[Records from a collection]
-----

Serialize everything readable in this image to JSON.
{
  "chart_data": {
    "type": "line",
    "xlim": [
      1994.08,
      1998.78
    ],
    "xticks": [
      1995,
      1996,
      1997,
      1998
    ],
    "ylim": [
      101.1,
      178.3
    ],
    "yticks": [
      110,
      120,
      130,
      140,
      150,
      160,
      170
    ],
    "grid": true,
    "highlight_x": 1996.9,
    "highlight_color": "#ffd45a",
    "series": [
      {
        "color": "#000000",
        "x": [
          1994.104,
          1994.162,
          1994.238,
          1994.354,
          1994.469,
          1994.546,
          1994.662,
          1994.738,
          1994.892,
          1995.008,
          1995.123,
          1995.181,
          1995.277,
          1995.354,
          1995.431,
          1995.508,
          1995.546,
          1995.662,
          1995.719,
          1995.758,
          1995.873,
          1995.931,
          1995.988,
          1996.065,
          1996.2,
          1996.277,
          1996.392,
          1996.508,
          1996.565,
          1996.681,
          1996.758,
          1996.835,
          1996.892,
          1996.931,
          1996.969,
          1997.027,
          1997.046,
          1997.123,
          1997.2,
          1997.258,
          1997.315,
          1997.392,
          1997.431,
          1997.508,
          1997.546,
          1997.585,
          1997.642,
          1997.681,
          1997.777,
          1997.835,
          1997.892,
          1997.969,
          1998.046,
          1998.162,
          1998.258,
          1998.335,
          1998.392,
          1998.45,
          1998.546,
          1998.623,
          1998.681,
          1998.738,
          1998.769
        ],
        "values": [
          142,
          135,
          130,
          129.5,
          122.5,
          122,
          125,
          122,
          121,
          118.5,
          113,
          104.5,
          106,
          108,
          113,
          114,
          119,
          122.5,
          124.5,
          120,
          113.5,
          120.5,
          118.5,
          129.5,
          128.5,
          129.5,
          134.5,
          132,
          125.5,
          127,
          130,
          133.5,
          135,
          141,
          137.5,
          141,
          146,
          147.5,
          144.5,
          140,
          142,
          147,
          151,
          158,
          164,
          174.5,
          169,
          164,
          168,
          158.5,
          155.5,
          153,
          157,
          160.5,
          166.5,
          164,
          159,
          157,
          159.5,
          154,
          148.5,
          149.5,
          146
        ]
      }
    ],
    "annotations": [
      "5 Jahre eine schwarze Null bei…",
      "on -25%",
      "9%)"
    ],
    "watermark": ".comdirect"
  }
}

-----

• _Instruction_
Copy out the full listing exactly.

• _Correct output_
Serialize everything readable in this image to JSON.
{
  "chart_data": {
    "type": "line",
    "xlim": [
      1994.08,
      1998.78
    ],
    "xticks": [
      1995,
      1996,
      1997,
      1998
    ],
    "ylim": [
      101.1,
      178.3
    ],
    "yticks": [
      110,
      120,
      130,
      140,
      150,
      160,
      170
    ],
    "grid": true,
    "highlight_x": 1996.9,
    "highlight_color": "#ffd45a",
    "series": [
      {
        "color": "#000000",
        "x": [
          1994.104,
          1994.162,
          1994.238,
          1994.354,
          1994.469,
          1994.546,
          1994.662,
          1994.738,
          1994.892,
          1995.008,
          1995.123,
          1995.181,
          1995.277,
          1995.354,
          1995.431,
          1995.508,
          1995.546,
          1995.662,
          1995.719,
          1995.758,
          1995.873,
          1995.931,
          1995.988,
          1996.065,
          1996.2,
          1996.277,
          1996.392,
          1996.508,
          1996.565,
          1996.681,
          1996.758,
          1996.835,
          1996.892,
          1996.931,
          1996.969,
          1997.027,
          1997.046,
          1997.123,
          1997.2,
          1997.258,
          1997.315,
          1997.392,
          1997.431,
          1997.508,
          1997.546,
          1997.585,
          1997.642,
          1997.681,
          1997.777,
          1997.835,
          1997.892,
          1997.969,
          1998.046,
          1998.162,
          1998.258,
          1998.335,
          1998.392,
          1998.45,
          1998.546,
          1998.623,
          1998.681,
          1998.738,
          1998.769
        ],
        "values": [
          142,
          135,
          130,
          129.5,
          122.5,
          122,
          125,
          122,
          121,
          118.5,
          113,
          104.5,
          106,
          108,
          113,
          114,
          119,
          122.5,
          124.5,
          120,
          113.5,
          120.5,
          118.5,
          129.5,
          128.5,
          129.5,
          134.5,
          132,
          125.5,
          127,
          130,
          133.5,
          135,
          141,
          137.5,
          141,
          146,
          147.5,
          144.5,
          140,
          142,
          147,
          151,
          158,
          164,
          174.5,
          169,
          164,
          168,
          158.5,
          155.5,
          153,
          157,
          160.5,
          166.5,
          164,
          159,
          157,
          159.5,
          154,
          148.5,
          149.5,
          146
        ]
      }
    ],
    "annotations": [
      "5 Jahre eine schwarze Null bei…",
      "on -25%",
      "9%)"
    ],
    "watermark": ".comdirect"
  }
}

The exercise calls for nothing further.